About this exercise: Copy word for word the part of the reader comments below that begins with "A couple of days" and ends with "to block me.".

Passage to read:
*** Begin section ***
    6. You were lucky it was an over the top of the pants feminine artist and not a tat wearing male blob

  5. Stephen Rosenthal February 23, 2018

    “I ASK YOU, ladies and gentlemen of the online AVA jury, and I ask you because I know you are people of understanding, you tell me, did I do wrong? Should I have moved at that first glance of forbidden flesh?”

    HELL NO!!!

  6. Harvey Reading February 23, 2018

    Garage Door Openers

    A couple of days ago I needed to go to the Post Office. We’d been having a cool spell (still are, in fact), with temperatures down to around -30F at night. So, after hauling myself into the truck cab, I pressed the button on the garage door remote that rides around Velcroed to the dash cover, and nothing happened. After pressing it a couple of more times, the door opened, and I started the truck and backed out. When I pressed the remote repeatedly after backing out, it absolutely refused to close the door. My response was to exit the truck, enter the garage, press the manual switch for the door, and quickly exit the garage before the door could close enough to block me.
*** End section ***
Provided data:
*** Begin section ***
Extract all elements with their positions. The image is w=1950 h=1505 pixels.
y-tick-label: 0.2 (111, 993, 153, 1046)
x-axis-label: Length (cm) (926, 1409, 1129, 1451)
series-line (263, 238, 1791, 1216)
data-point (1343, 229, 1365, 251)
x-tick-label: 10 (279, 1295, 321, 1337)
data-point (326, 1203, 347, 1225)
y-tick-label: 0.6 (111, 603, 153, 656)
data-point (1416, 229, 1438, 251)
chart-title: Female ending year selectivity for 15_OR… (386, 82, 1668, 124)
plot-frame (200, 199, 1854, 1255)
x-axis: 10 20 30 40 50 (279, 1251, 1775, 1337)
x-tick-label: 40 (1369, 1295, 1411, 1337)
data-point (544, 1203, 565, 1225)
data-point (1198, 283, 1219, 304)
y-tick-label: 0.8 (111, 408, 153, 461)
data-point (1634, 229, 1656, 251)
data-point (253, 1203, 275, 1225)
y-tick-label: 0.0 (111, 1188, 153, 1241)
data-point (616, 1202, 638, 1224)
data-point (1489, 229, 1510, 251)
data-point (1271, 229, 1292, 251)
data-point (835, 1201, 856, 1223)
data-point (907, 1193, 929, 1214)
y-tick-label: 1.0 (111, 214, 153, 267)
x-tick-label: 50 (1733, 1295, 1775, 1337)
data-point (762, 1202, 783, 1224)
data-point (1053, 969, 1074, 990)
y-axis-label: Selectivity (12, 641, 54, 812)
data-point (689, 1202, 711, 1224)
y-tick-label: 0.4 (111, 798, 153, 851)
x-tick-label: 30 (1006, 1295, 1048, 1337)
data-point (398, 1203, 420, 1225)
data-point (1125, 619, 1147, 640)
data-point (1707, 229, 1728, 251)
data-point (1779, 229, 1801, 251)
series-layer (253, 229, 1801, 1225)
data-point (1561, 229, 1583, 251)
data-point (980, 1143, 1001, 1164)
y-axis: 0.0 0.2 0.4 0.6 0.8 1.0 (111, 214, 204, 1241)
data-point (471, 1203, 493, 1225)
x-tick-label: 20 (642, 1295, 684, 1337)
*** End section ***
Response for this exercise:
A couple of days ago I needed to go to the Post Office. We’d been having a cool spell (still are, in fact), with temperatures down to around -30F at night. So, after hauling myself into the truck cab, I pressed the button on the garage door remote that rides around Velcroed to the dash cover, and nothing happened. After pressing it a couple of more times, the door opened, and I started the truck and backed out. When I pressed the remote repeatedly after backing out, it absolutely refused to close the door. My response was to exit the truck, enter the garage, press the manual switch for the door, and quickly exit the garage before the door could close enough to block me.